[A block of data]
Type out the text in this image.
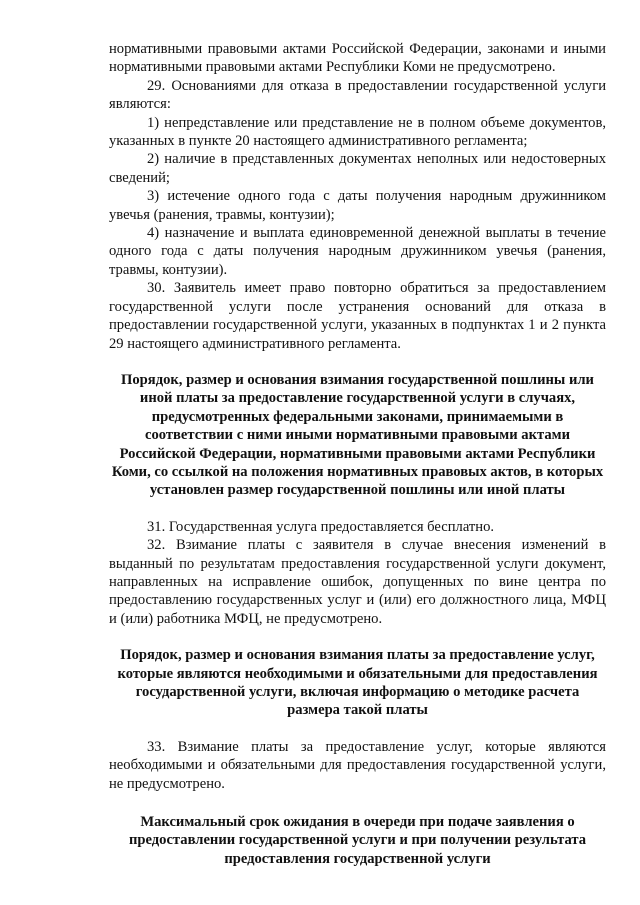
нормативными правовыми актами Российской Федерации, законами и иными нормативными правовыми актами Республики Коми не предусмотрено.

29. Основаниями для отказа в предоставлении государственной услуги являются:

1) непредставление или представление не в полном объеме документов, указанных в пункте 20 настоящего административного регламента;

2) наличие в представленных документах неполных или недостоверных сведений;

3) истечение одного года с даты получения народным дружинником увечья (ранения, травмы, контузии);

4) назначение и выплата единовременной денежной выплаты в течение одного года с даты получения народным дружинником увечья (ранения, травмы, контузии).

30. Заявитель имеет право повторно обратиться за предоставлением государственной услуги после устранения оснований для отказа в предоставлении государственной услуги, указанных в подпунктах 1 и 2 пункта 29 настоящего административного регламента.

Порядок, размер и основания взимания государственной пошлины или иной платы за предоставление государственной услуги в случаях, предусмотренных федеральными законами, принимаемыми в соответствии с ними иными нормативными правовыми актами Российской Федерации, нормативными правовыми актами Республики Коми, со ссылкой на положения нормативных правовых актов, в которых установлен размер государственной пошлины или иной платы

31. Государственная услуга предоставляется бесплатно.

32. Взимание платы с заявителя в случае внесения изменений в выданный по результатам предоставления государственной услуги документ, направленных на исправление ошибок, допущенных по вине центра по предоставлению государственных услуг и (или) его должностного лица, МФЦ и (или) работника МФЦ, не предусмотрено.

Порядок, размер и основания взимания платы за предоставление услуг, которые являются необходимыми и обязательными для предоставления государственной услуги, включая информацию о методике расчета размера такой платы

33. Взимание платы за предоставление услуг, которые являются необходимыми и обязательными для предоставления государственной услуги, не предусмотрено.

Максимальный срок ожидания в очереди при подаче заявления о предоставлении государственной услуги и при получении результата предоставления государственной услуги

* **What you should do**
Reproduce the entries above word for word. Pictures stay out.

* **Solution to this problem**
Type out the text in this image.
нормативными правовыми актами Российской Федерации, законами и иными нормативными правовыми актами Республики Коми не предусмотрено.

29. Основаниями для отказа в предоставлении государственной услуги являются:

1) непредставление или представление не в полном объеме документов, указанных в пункте 20 настоящего административного регламента;

2) наличие в представленных документах неполных или недостоверных сведений;

3) истечение одного года с даты получения народным дружинником увечья (ранения, травмы, контузии);

4) назначение и выплата единовременной денежной выплаты в течение одного года с даты получения народным дружинником увечья (ранения, травмы, контузии).

30. Заявитель имеет право повторно обратиться за предоставлением государственной услуги после устранения оснований для отказа в предоставлении государственной услуги, указанных в подпунктах 1 и 2 пункта 29 настоящего административного регламента.

Порядок, размер и основания взимания государственной пошлины или иной платы за предоставление государственной услуги в случаях, предусмотренных федеральными законами, принимаемыми в соответствии с ними иными нормативными правовыми актами Российской Федерации, нормативными правовыми актами Республики Коми, со ссылкой на положения нормативных правовых актов, в которых установлен размер государственной пошлины или иной платы

31. Государственная услуга предоставляется бесплатно.

32. Взимание платы с заявителя в случае внесения изменений в выданный по результатам предоставления государственной услуги документ, направленных на исправление ошибок, допущенных по вине центра по предоставлению государственных услуг и (или) его должностного лица, МФЦ и (или) работника МФЦ, не предусмотрено.

Порядок, размер и основания взимания платы за предоставление услуг, которые являются необходимыми и обязательными для предоставления государственной услуги, включая информацию о методике расчета размера такой платы

33. Взимание платы за предоставление услуг, которые являются необходимыми и обязательными для предоставления государственной услуги, не предусмотрено.

Максимальный срок ожидания в очереди при подаче заявления о предоставлении государственной услуги и при получении результата предоставления государственной услуги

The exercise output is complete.